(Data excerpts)
---

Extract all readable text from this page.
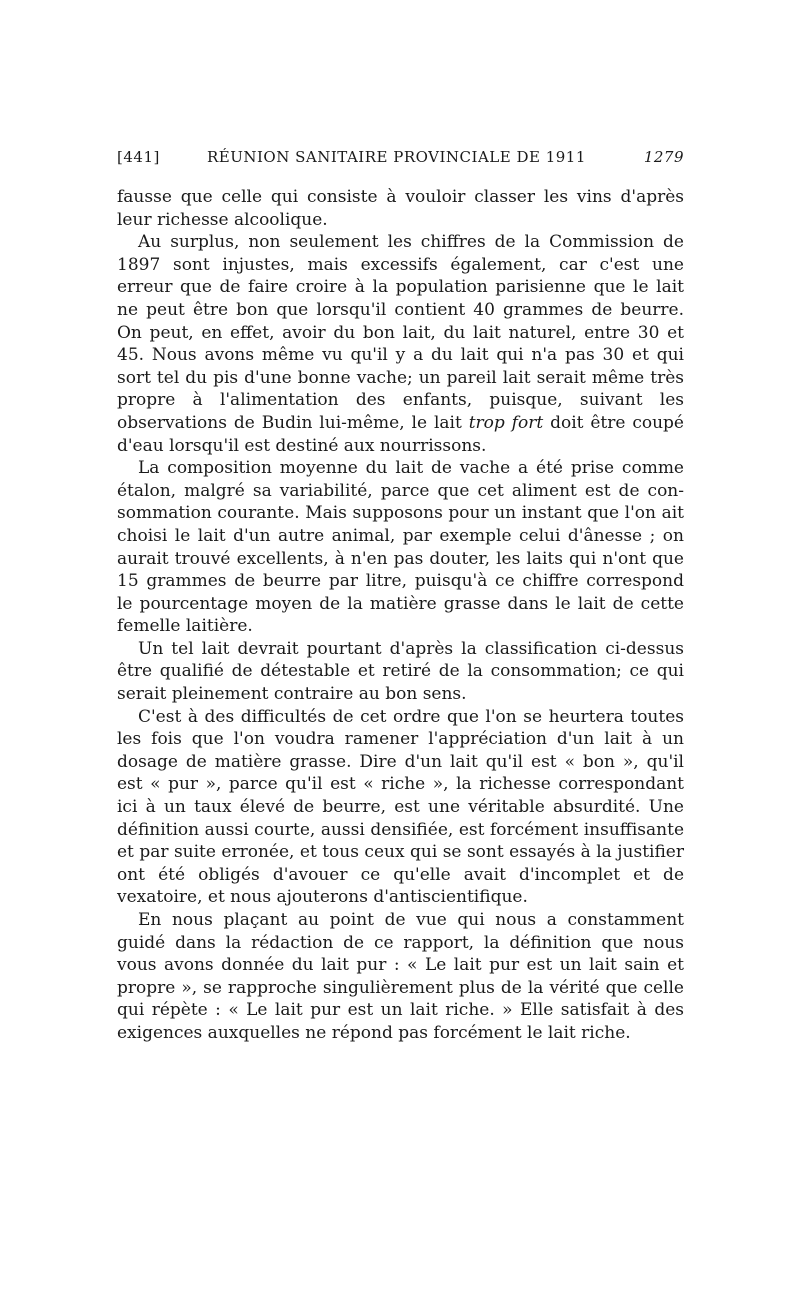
[441]	RÉUNION SANITAIRE PROVINCIALE DE 1911	1279

fausse que celle qui consiste à vouloir classer les vins d'après leur richesse alcoolique.

Au surplus, non seulement les chiffres de la Commission de 1897 sont injustes, mais excessifs également, car c'est une erreur que de faire croire à la population parisienne que le lait ne peut être bon que lorsqu'il contient 40 grammes de beurre. On peut, en effet, avoir du bon lait, du lait naturel, entre 30 et 45. Nous avons même vu qu'il y a du lait qui n'a pas 30 et qui sort tel du pis d'une bonne vache; un pareil lait serait même très propre à l'alimentation des enfants, puisque, suivant les observations de Budin lui-même, le lait trop fort doit être coupé d'eau lorsqu'il est destiné aux nourrissons.

La composition moyenne du lait de vache a été prise comme étalon, malgré sa variabilité, parce que cet aliment est de consommation courante. Mais supposons pour un instant que l'on ait choisi le lait d'un autre animal, par exemple celui d'ânesse ; on aurait trouvé excellents, à n'en pas douter, les laits qui n'ont que 15 grammes de beurre par litre, puisqu'à ce chiffre correspond le pourcentage moyen de la matière grasse dans le lait de cette femelle laitière.

Un tel lait devrait pourtant d'après la classification ci-dessus être qualifié de détestable et retiré de la consommation; ce qui serait pleinement contraire au bon sens.

C'est à des difficultés de cet ordre que l'on se heurtera toutes les fois que l'on voudra ramener l'appréciation d'un lait à un dosage de matière grasse. Dire d'un lait qu'il est « bon », qu'il est « pur », parce qu'il est « riche », la richesse correspondant ici à un taux élevé de beurre, est une véritable absurdité. Une définition aussi courte, aussi densifiée, est forcément insuffisante et par suite erronée, et tous ceux qui se sont essayés à la justifier ont été obligés d'avouer ce qu'elle avait d'incomplet et de vexatoire, et nous ajouterons d'antiscientifique.

En nous plaçant au point de vue qui nous a constamment guidé dans la rédaction de ce rapport, la définition que nous vous avons donnée du lait pur : « Le lait pur est un lait sain et propre », se rapproche singulièrement plus de la vérité que celle qui répète : « Le lait pur est un lait riche. » Elle satisfait à des exigences auxquelles ne répond pas forcément le lait riche.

---

## [PROBLEM]
Each line of the data is to be duplicated exactly; pictures stay out of the copy.

## [SOLUTION FOR THIS PROBLEM]
Extract all readable text from this page.
[441]	RÉUNION SANITAIRE PROVINCIALE DE 1911	1279

fausse que celle qui consiste à vouloir classer les vins d'après leur richesse alcoolique.

Au surplus, non seulement les chiffres de la Commission de 1897 sont injustes, mais excessifs également, car c'est une erreur que de faire croire à la population parisienne que le lait ne peut être bon que lorsqu'il contient 40 grammes de beurre. On peut, en effet, avoir du bon lait, du lait naturel, entre 30 et 45. Nous avons même vu qu'il y a du lait qui n'a pas 30 et qui sort tel du pis d'une bonne vache; un pareil lait serait même très propre à l'alimentation des enfants, puisque, suivant les observations de Budin lui-même, le lait trop fort doit être coupé d'eau lorsqu'il est destiné aux nourrissons.

La composition moyenne du lait de vache a été prise comme étalon, malgré sa variabilité, parce que cet aliment est de consommation courante. Mais supposons pour un instant que l'on ait choisi le lait d'un autre animal, par exemple celui d'ânesse ; on aurait trouvé excellents, à n'en pas douter, les laits qui n'ont que 15 grammes de beurre par litre, puisqu'à ce chiffre correspond le pourcentage moyen de la matière grasse dans le lait de cette femelle laitière.

Un tel lait devrait pourtant d'après la classification ci-dessus être qualifié de détestable et retiré de la consommation; ce qui serait pleinement contraire au bon sens.

C'est à des difficultés de cet ordre que l'on se heurtera toutes les fois que l'on voudra ramener l'appréciation d'un lait à un dosage de matière grasse. Dire d'un lait qu'il est « bon », qu'il est « pur », parce qu'il est « riche », la richesse correspondant ici à un taux élevé de beurre, est une véritable absurdité. Une définition aussi courte, aussi densifiée, est forcément insuffisante et par suite erronée, et tous ceux qui se sont essayés à la justifier ont été obligés d'avouer ce qu'elle avait d'incomplet et de vexatoire, et nous ajouterons d'antiscientifique.

En nous plaçant au point de vue qui nous a constamment guidé dans la rédaction de ce rapport, la définition que nous vous avons donnée du lait pur : « Le lait pur est un lait sain et propre », se rapproche singulièrement plus de la vérité que celle qui répète : « Le lait pur est un lait riche. » Elle satisfait à des exigences auxquelles ne répond pas forcément le lait riche.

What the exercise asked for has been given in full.